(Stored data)
● ● ● ●

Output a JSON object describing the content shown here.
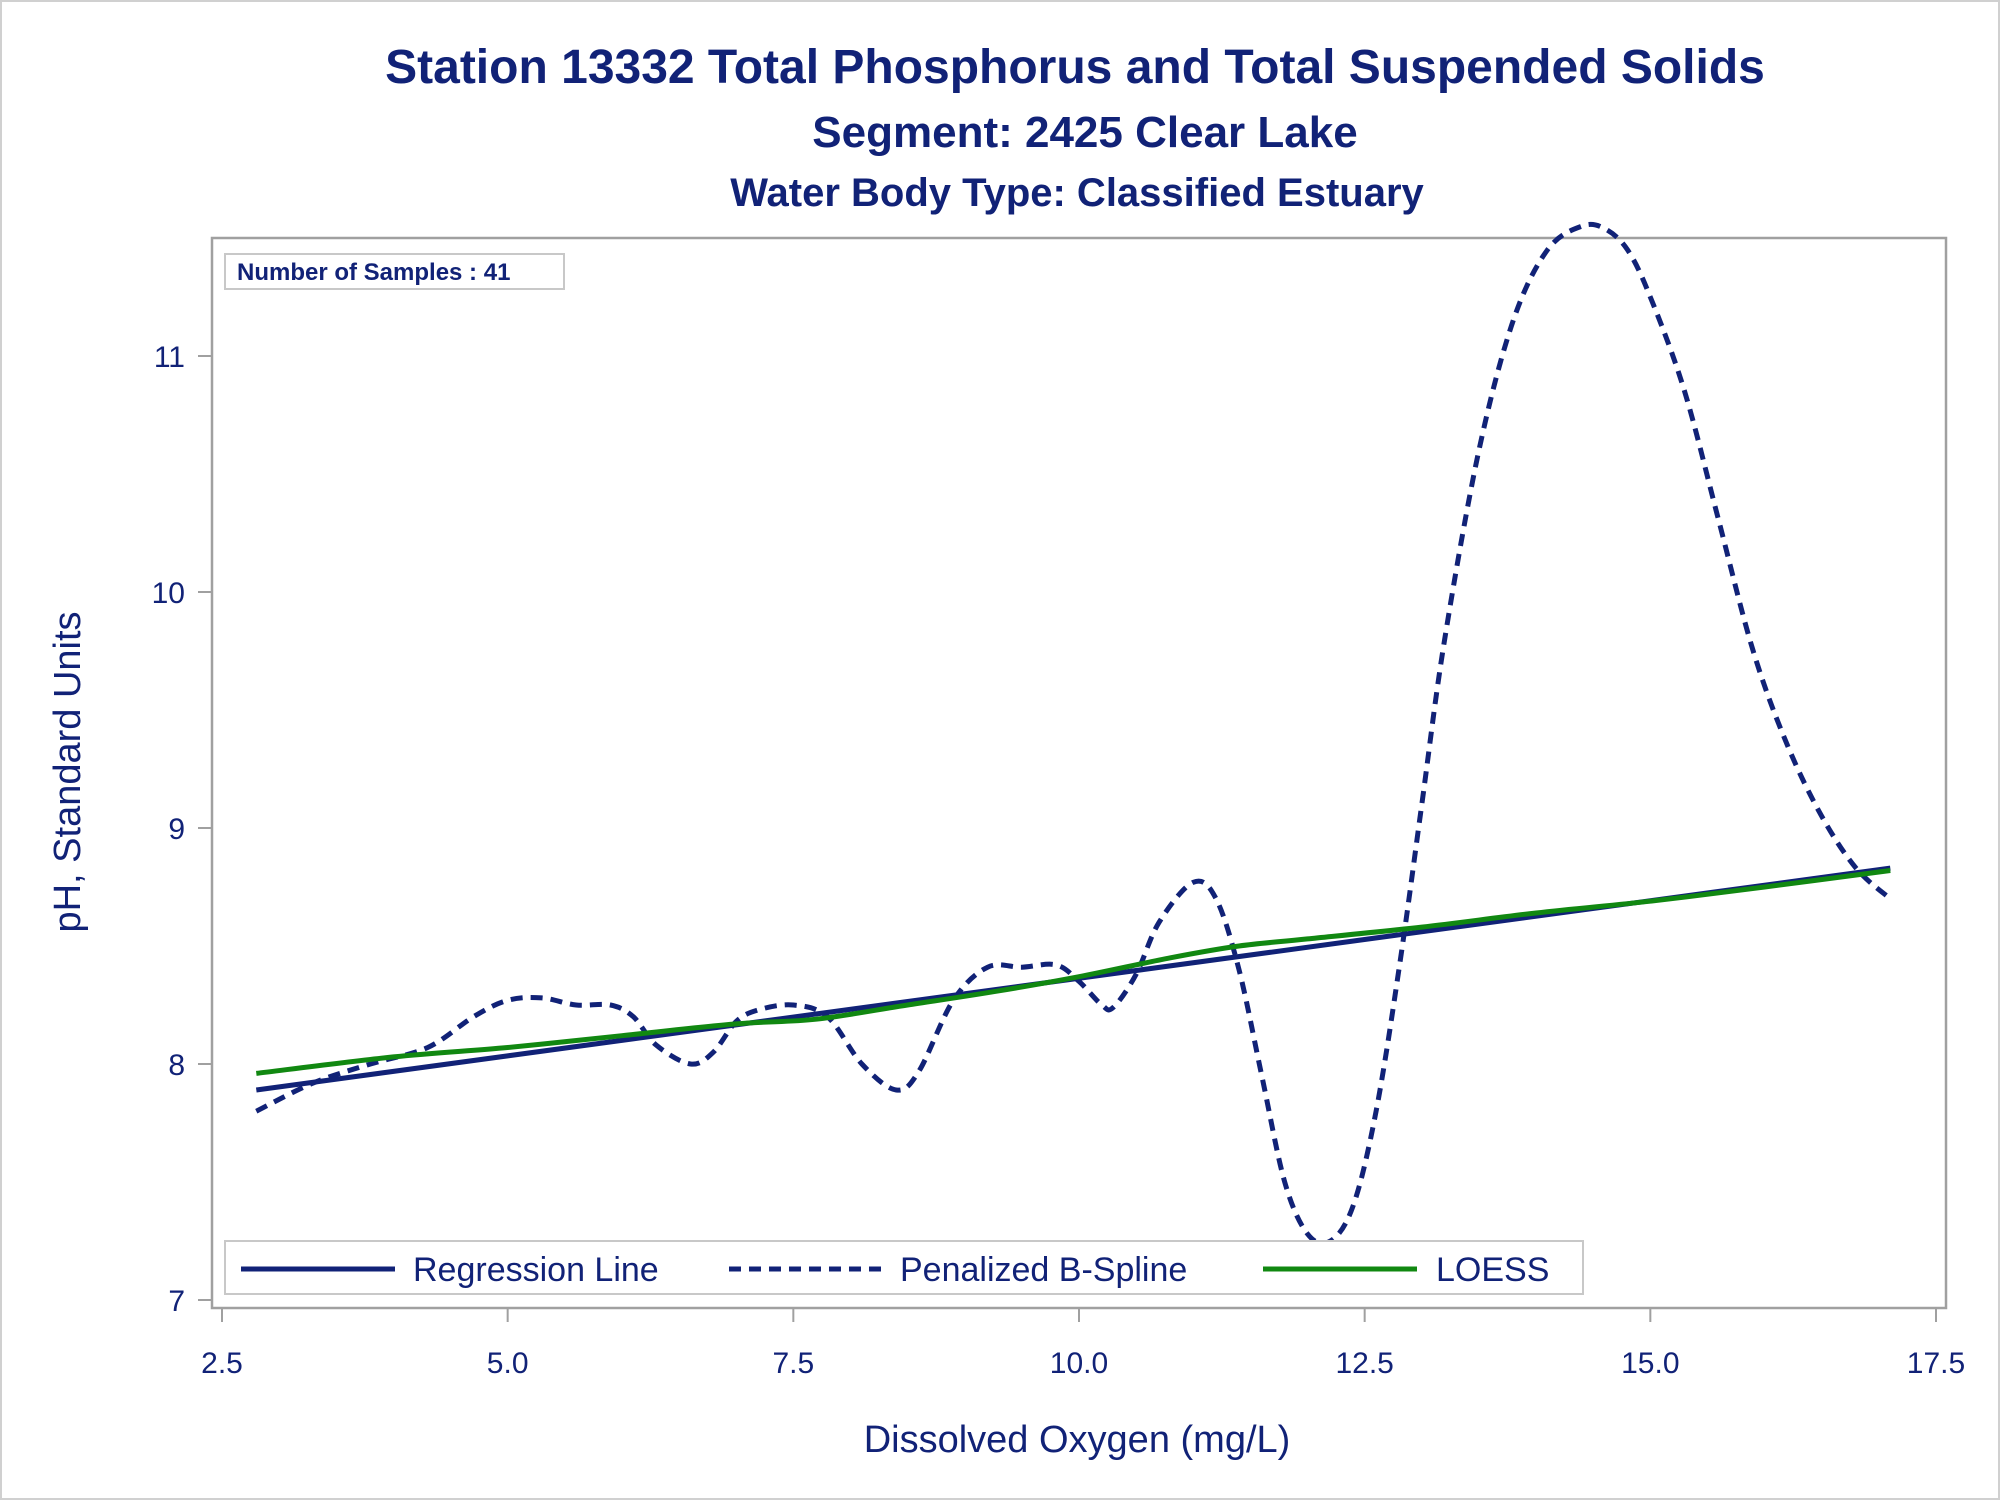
{
  "colors": {
    "text": "#112277",
    "regression": "#112277",
    "spline": "#112277",
    "loess": "#118811",
    "frame": "#a0a0a0"
  },
  "chart_data": {
    "type": "line",
    "title": "Station 13332  Total Phosphorus and Total Suspended Solids",
    "subtitle": "Segment: 2425  Clear Lake",
    "subtitle2": "Water Body Type: Classified Estuary",
    "xlabel": "Dissolved Oxygen (mg/L)",
    "ylabel": "pH, Standard Units",
    "xlim": [
      2.5,
      17.5
    ],
    "ylim": [
      7,
      11.5
    ],
    "xticks": [
      2.5,
      5.0,
      7.5,
      10.0,
      12.5,
      15.0,
      17.5
    ],
    "xtick_labels": [
      "2.5",
      "5.0",
      "7.5",
      "10.0",
      "12.5",
      "15.0",
      "17.5"
    ],
    "yticks": [
      7,
      8,
      9,
      10,
      11
    ],
    "ytick_labels": [
      "7",
      "8",
      "9",
      "10",
      "11"
    ],
    "inset_label": "Number of Samples : 41",
    "grid": false,
    "legend_position": "bottom-left inside",
    "series": [
      {
        "name": "Regression Line",
        "style": "solid",
        "x": [
          2.8,
          17.1
        ],
        "y": [
          7.89,
          8.83
        ]
      },
      {
        "name": "Penalized B-Spline",
        "style": "dashed",
        "x": [
          2.8,
          3.3,
          3.8,
          4.3,
          4.7,
          5.0,
          5.3,
          5.6,
          5.9,
          6.1,
          6.3,
          6.6,
          6.8,
          7.0,
          7.2,
          7.5,
          7.8,
          8.1,
          8.4,
          8.6,
          8.9,
          9.2,
          9.5,
          9.8,
          10.0,
          10.2,
          10.3,
          10.5,
          10.7,
          11.0,
          11.2,
          11.4,
          11.6,
          11.8,
          12.0,
          12.2,
          12.4,
          12.6,
          12.8,
          13.0,
          13.2,
          13.5,
          13.8,
          14.1,
          14.4,
          14.6,
          14.8,
          15.0,
          15.3,
          15.6,
          15.9,
          16.2,
          16.5,
          16.8,
          17.1
        ],
        "y": [
          7.8,
          7.92,
          8.0,
          8.07,
          8.2,
          8.27,
          8.28,
          8.25,
          8.25,
          8.2,
          8.08,
          8.0,
          8.05,
          8.18,
          8.23,
          8.25,
          8.2,
          8.0,
          7.89,
          7.97,
          8.27,
          8.41,
          8.41,
          8.42,
          8.35,
          8.25,
          8.24,
          8.38,
          8.6,
          8.77,
          8.7,
          8.4,
          7.95,
          7.5,
          7.28,
          7.25,
          7.4,
          7.8,
          8.4,
          9.1,
          9.8,
          10.6,
          11.15,
          11.45,
          11.55,
          11.54,
          11.45,
          11.25,
          10.85,
          10.3,
          9.75,
          9.35,
          9.05,
          8.83,
          8.7
        ]
      },
      {
        "name": "LOESS",
        "style": "solid",
        "x": [
          2.8,
          4.0,
          5.0,
          6.0,
          7.0,
          7.7,
          8.5,
          9.3,
          10.0,
          10.8,
          11.4,
          12.0,
          13.0,
          14.0,
          15.0,
          16.0,
          17.1
        ],
        "y": [
          7.96,
          8.03,
          8.07,
          8.12,
          8.17,
          8.19,
          8.25,
          8.31,
          8.37,
          8.45,
          8.5,
          8.53,
          8.58,
          8.64,
          8.69,
          8.75,
          8.82
        ]
      }
    ]
  }
}
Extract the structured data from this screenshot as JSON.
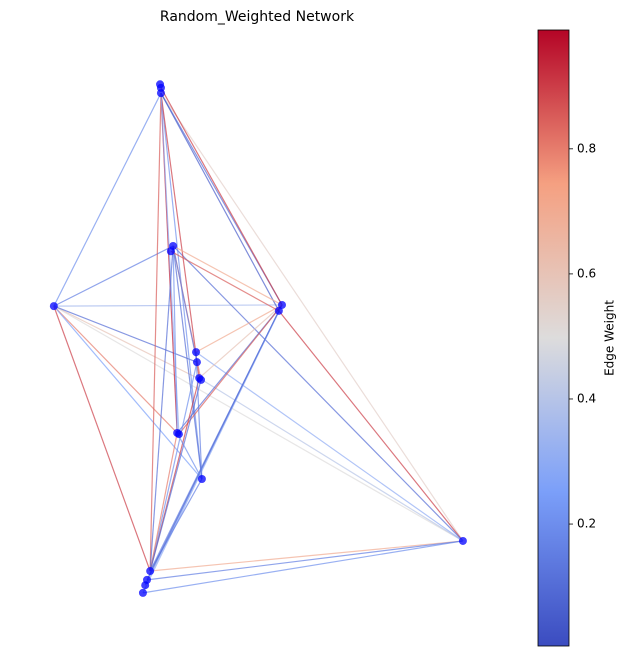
{
  "chart_data": {
    "type": "network",
    "title": "Random_Weighted Network",
    "node_color": "#0000ff",
    "node_x": [
      0.289,
      0.291,
      0.291,
      0.318,
      0.313,
      0.053,
      0.56,
      0.553,
      0.369,
      0.371,
      0.376,
      0.38,
      0.327,
      0.331,
      0.382,
      0.267,
      0.26,
      0.256,
      0.251,
      0.962
    ],
    "node_y": [
      0.908,
      0.902,
      0.893,
      0.634,
      0.625,
      0.532,
      0.534,
      0.524,
      0.454,
      0.437,
      0.41,
      0.407,
      0.317,
      0.315,
      0.239,
      0.083,
      0.068,
      0.059,
      0.046,
      0.134
    ],
    "xlim": [
      0,
      1
    ],
    "ylim": [
      0,
      1
    ],
    "edges": [
      {
        "source": 5,
        "target": 3,
        "weight": 0.15
      },
      {
        "source": 5,
        "target": 6,
        "weight": 0.35
      },
      {
        "source": 5,
        "target": 2,
        "weight": 0.2
      },
      {
        "source": 5,
        "target": 15,
        "weight": 0.9
      },
      {
        "source": 5,
        "target": 11,
        "weight": 0.6
      },
      {
        "source": 5,
        "target": 19,
        "weight": 0.5
      },
      {
        "source": 5,
        "target": 12,
        "weight": 0.8
      },
      {
        "source": 5,
        "target": 9,
        "weight": 0.1
      },
      {
        "source": 5,
        "target": 14,
        "weight": 0.25
      },
      {
        "source": 19,
        "target": 2,
        "weight": 0.55
      },
      {
        "source": 19,
        "target": 7,
        "weight": 0.9
      },
      {
        "source": 19,
        "target": 15,
        "weight": 0.7
      },
      {
        "source": 19,
        "target": 18,
        "weight": 0.2
      },
      {
        "source": 19,
        "target": 16,
        "weight": 0.15
      },
      {
        "source": 19,
        "target": 3,
        "weight": 0.1
      },
      {
        "source": 19,
        "target": 10,
        "weight": 0.4
      },
      {
        "source": 19,
        "target": 8,
        "weight": 0.3
      },
      {
        "source": 2,
        "target": 6,
        "weight": 0.1
      },
      {
        "source": 2,
        "target": 12,
        "weight": 0.95
      },
      {
        "source": 2,
        "target": 15,
        "weight": 0.85
      },
      {
        "source": 2,
        "target": 14,
        "weight": 0.2
      },
      {
        "source": 2,
        "target": 10,
        "weight": 0.9
      },
      {
        "source": 2,
        "target": 7,
        "weight": 0.05
      },
      {
        "source": 2,
        "target": 13,
        "weight": 0.3
      },
      {
        "source": 1,
        "target": 6,
        "weight": 0.9
      },
      {
        "source": 3,
        "target": 6,
        "weight": 0.7
      },
      {
        "source": 3,
        "target": 12,
        "weight": 0.2
      },
      {
        "source": 3,
        "target": 15,
        "weight": 0.1
      },
      {
        "source": 3,
        "target": 11,
        "weight": 0.8
      },
      {
        "source": 3,
        "target": 9,
        "weight": 0.15
      },
      {
        "source": 3,
        "target": 14,
        "weight": 0.1
      },
      {
        "source": 6,
        "target": 15,
        "weight": 0.15
      },
      {
        "source": 6,
        "target": 12,
        "weight": 0.1
      },
      {
        "source": 6,
        "target": 10,
        "weight": 0.6
      },
      {
        "source": 6,
        "target": 8,
        "weight": 0.7
      },
      {
        "source": 6,
        "target": 17,
        "weight": 0.2
      },
      {
        "source": 6,
        "target": 18,
        "weight": 0.3
      },
      {
        "source": 6,
        "target": 13,
        "weight": 0.85
      },
      {
        "source": 15,
        "target": 10,
        "weight": 0.9
      },
      {
        "source": 15,
        "target": 9,
        "weight": 0.2
      },
      {
        "source": 15,
        "target": 14,
        "weight": 0.15
      },
      {
        "source": 15,
        "target": 12,
        "weight": 0.8
      },
      {
        "source": 15,
        "target": 11,
        "weight": 0.1
      },
      {
        "source": 7,
        "target": 16,
        "weight": 0.1
      },
      {
        "source": 7,
        "target": 4,
        "weight": 0.85
      },
      {
        "source": 14,
        "target": 8,
        "weight": 0.15
      },
      {
        "source": 14,
        "target": 12,
        "weight": 0.2
      }
    ],
    "colormap": "coolwarm",
    "colorbar": {
      "label": "Edge Weight",
      "ylim": [
        0.005,
        0.99
      ],
      "yticks": [
        0.2,
        0.4,
        0.6,
        0.8
      ]
    }
  }
}
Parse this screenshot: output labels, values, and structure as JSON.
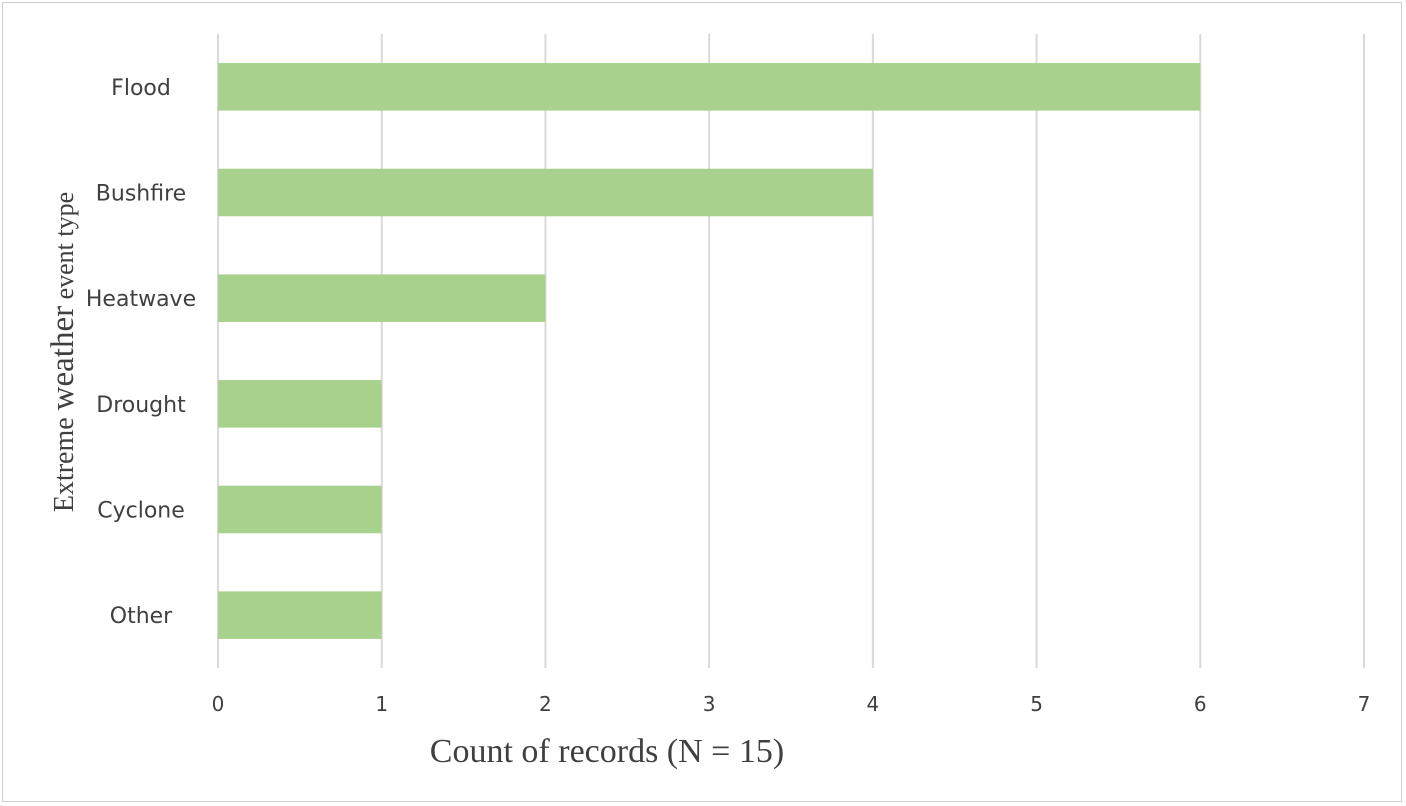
{
  "chart_data": {
    "type": "bar",
    "orientation": "horizontal",
    "categories": [
      "Flood",
      "Bushfire",
      "Heatwave",
      "Drought",
      "Cyclone",
      "Other"
    ],
    "values": [
      6,
      4,
      2,
      1,
      1,
      1
    ],
    "xlabel": "Count of records (N = 15)",
    "ylabel": {
      "part1": "Extreme ",
      "part2": "weather",
      "part3": " event type"
    },
    "xlim": [
      0,
      7
    ],
    "xticks": [
      "0",
      "1",
      "2",
      "3",
      "4",
      "5",
      "6",
      "7"
    ],
    "grid": "vertical",
    "bar_color": "#a9d18e",
    "grid_color": "#d9d9d9",
    "text_color": "#404040"
  }
}
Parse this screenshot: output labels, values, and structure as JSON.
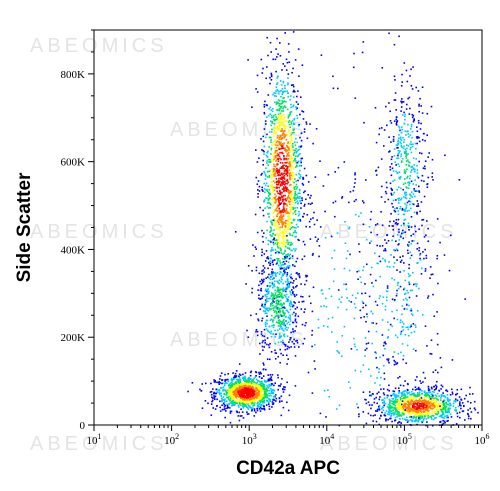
{
  "chart_data": {
    "type": "scatter",
    "title": "",
    "xlabel": "CD42a APC",
    "ylabel": "Side Scatter",
    "x_scale": "log",
    "x_range": [
      10,
      1000000
    ],
    "y_range": [
      0,
      900000
    ],
    "x_ticks": [
      {
        "value": 10,
        "base": "10",
        "exp": "1"
      },
      {
        "value": 100,
        "base": "10",
        "exp": "2"
      },
      {
        "value": 1000,
        "base": "10",
        "exp": "3"
      },
      {
        "value": 10000,
        "base": "10",
        "exp": "4"
      },
      {
        "value": 100000,
        "base": "10",
        "exp": "5"
      },
      {
        "value": 1000000,
        "base": "10",
        "exp": "6"
      }
    ],
    "y_ticks": [
      {
        "value": 0,
        "label": "0"
      },
      {
        "value": 200000,
        "label": "200K"
      },
      {
        "value": 400000,
        "label": "400K"
      },
      {
        "value": 600000,
        "label": "600K"
      },
      {
        "value": 800000,
        "label": "800K"
      }
    ],
    "grid": false,
    "legend": "none",
    "color_map": [
      "#0000ff",
      "#00c8ff",
      "#00e060",
      "#ffff00",
      "#ff8000",
      "#ff0000"
    ],
    "populations": [
      {
        "x_center": 900,
        "y_center": 75000,
        "x_spread_decades": 0.2,
        "y_spread": 20000,
        "weight": 0.22
      },
      {
        "x_center": 2600,
        "y_center": 560000,
        "x_spread_decades": 0.13,
        "y_spread": 130000,
        "weight": 0.28
      },
      {
        "x_center": 2300,
        "y_center": 270000,
        "x_spread_decades": 0.14,
        "y_spread": 60000,
        "weight": 0.1
      },
      {
        "x_center": 150000,
        "y_center": 45000,
        "x_spread_decades": 0.28,
        "y_spread": 20000,
        "weight": 0.2
      },
      {
        "x_center": 100000,
        "y_center": 580000,
        "x_spread_decades": 0.14,
        "y_spread": 110000,
        "weight": 0.08
      },
      {
        "x_center": 90000,
        "y_center": 300000,
        "x_spread_decades": 0.3,
        "y_spread": 150000,
        "weight": 0.06
      },
      {
        "x_center": 20000,
        "y_center": 250000,
        "x_spread_decades": 0.5,
        "y_spread": 250000,
        "weight": 0.06
      }
    ],
    "watermark": "ABEOMICS"
  }
}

● ● ● ●

Instructions to follow:
What is the number of lines in the data that hold the word "ylabel"? Reply with that number and nothing else.

Complete output:
3